======== Exercise material ========

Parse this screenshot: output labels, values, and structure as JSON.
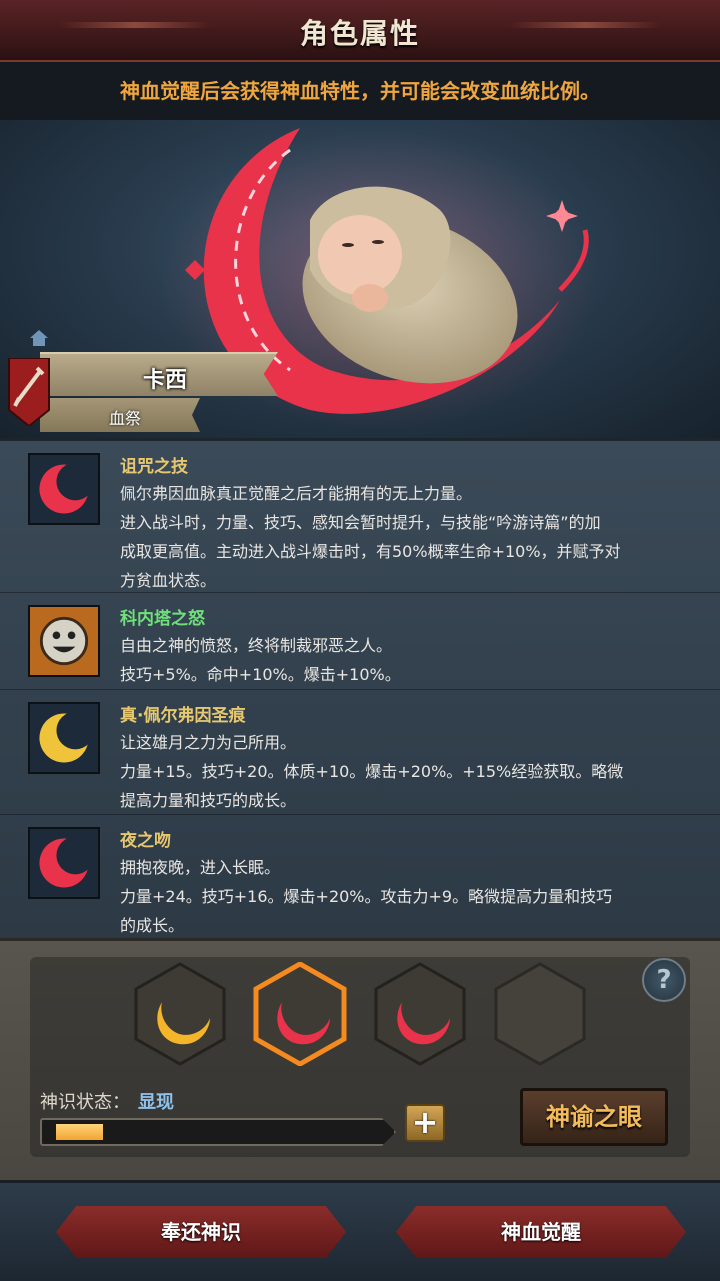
{
  "header": {
    "title": "角色属性"
  },
  "notice": "神血觉醒后会获得神血特性，并可能会改变血统比例。",
  "character": {
    "name": "卡西",
    "subtitle": "血祭"
  },
  "traits": [
    {
      "name": "诅咒之技",
      "name_color": "#e7c86f",
      "icon": "red-crescent-icon",
      "lines": [
        "佩尔弗因血脉真正觉醒之后才能拥有的无上力量。",
        "进入战斗时，力量、技巧、感知会暂时提升，与技能“吟游诗篇”的加",
        "成取更高值。主动进入战斗爆击时，有50%概率生命+10%，并赋予对",
        "方贫血状态。"
      ]
    },
    {
      "name": "科内塔之怒",
      "name_color": "#6fe07a",
      "icon": "sun-face-icon",
      "lines": [
        "自由之神的愤怒，终将制裁邪恶之人。",
        "技巧+5%。命中+10%。爆击+10%。"
      ]
    },
    {
      "name": "真·佩尔弗因圣痕",
      "name_color": "#e7c86f",
      "icon": "gold-crescent-icon",
      "lines": [
        "让这雄月之力为己所用。",
        "力量+15。技巧+20。体质+10。爆击+20%。+15%经验获取。略微",
        "提高力量和技巧的成长。"
      ]
    },
    {
      "name": "夜之吻",
      "name_color": "#e7c86f",
      "icon": "red-crescent-icon",
      "lines": [
        "拥抱夜晚，进入长眠。",
        "力量+24。技巧+16。爆击+20%。攻击力+9。略微提高力量和技巧",
        "的成长。"
      ]
    }
  ],
  "slots": [
    {
      "icon": "gold-crescent-icon",
      "selected": false
    },
    {
      "icon": "red-crescent-icon",
      "selected": true
    },
    {
      "icon": "red-crescent-icon",
      "selected": false
    },
    {
      "icon": "empty-slot",
      "selected": false
    }
  ],
  "divine_status": {
    "label": "神识状态：",
    "value": "显现",
    "progress": 0.15
  },
  "buttons": {
    "plus": "+",
    "oracle": "神谕之眼",
    "return": "奉还神识",
    "awaken": "神血觉醒",
    "help": "?"
  },
  "colors": {
    "accent_red": "#e8334a",
    "gold": "#f3bb5c",
    "header_red": "#5a2325"
  }
}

========

#### [Instructions to follow]
Keep the pictures out of the copy and return the rest of the data above exactly.

#### [Response]
Parse this screenshot: output labels, values, and structure as JSON.
{
  "header": {
    "title": "角色属性"
  },
  "notice": "神血觉醒后会获得神血特性，并可能会改变血统比例。",
  "character": {
    "name": "卡西",
    "subtitle": "血祭"
  },
  "traits": [
    {
      "name": "诅咒之技",
      "name_color": "#e7c86f",
      "icon": "red-crescent-icon",
      "lines": [
        "佩尔弗因血脉真正觉醒之后才能拥有的无上力量。",
        "进入战斗时，力量、技巧、感知会暂时提升，与技能“吟游诗篇”的加",
        "成取更高值。主动进入战斗爆击时，有50%概率生命+10%，并赋予对",
        "方贫血状态。"
      ]
    },
    {
      "name": "科内塔之怒",
      "name_color": "#6fe07a",
      "icon": "sun-face-icon",
      "lines": [
        "自由之神的愤怒，终将制裁邪恶之人。",
        "技巧+5%。命中+10%。爆击+10%。"
      ]
    },
    {
      "name": "真·佩尔弗因圣痕",
      "name_color": "#e7c86f",
      "icon": "gold-crescent-icon",
      "lines": [
        "让这雄月之力为己所用。",
        "力量+15。技巧+20。体质+10。爆击+20%。+15%经验获取。略微",
        "提高力量和技巧的成长。"
      ]
    },
    {
      "name": "夜之吻",
      "name_color": "#e7c86f",
      "icon": "red-crescent-icon",
      "lines": [
        "拥抱夜晚，进入长眠。",
        "力量+24。技巧+16。爆击+20%。攻击力+9。略微提高力量和技巧",
        "的成长。"
      ]
    }
  ],
  "slots": [
    {
      "icon": "gold-crescent-icon",
      "selected": false
    },
    {
      "icon": "red-crescent-icon",
      "selected": true
    },
    {
      "icon": "red-crescent-icon",
      "selected": false
    },
    {
      "icon": "empty-slot",
      "selected": false
    }
  ],
  "divine_status": {
    "label": "神识状态：",
    "value": "显现",
    "progress": 0.15
  },
  "buttons": {
    "plus": "+",
    "oracle": "神谕之眼",
    "return": "奉还神识",
    "awaken": "神血觉醒",
    "help": "?"
  },
  "colors": {
    "accent_red": "#e8334a",
    "gold": "#f3bb5c",
    "header_red": "#5a2325"
  }
}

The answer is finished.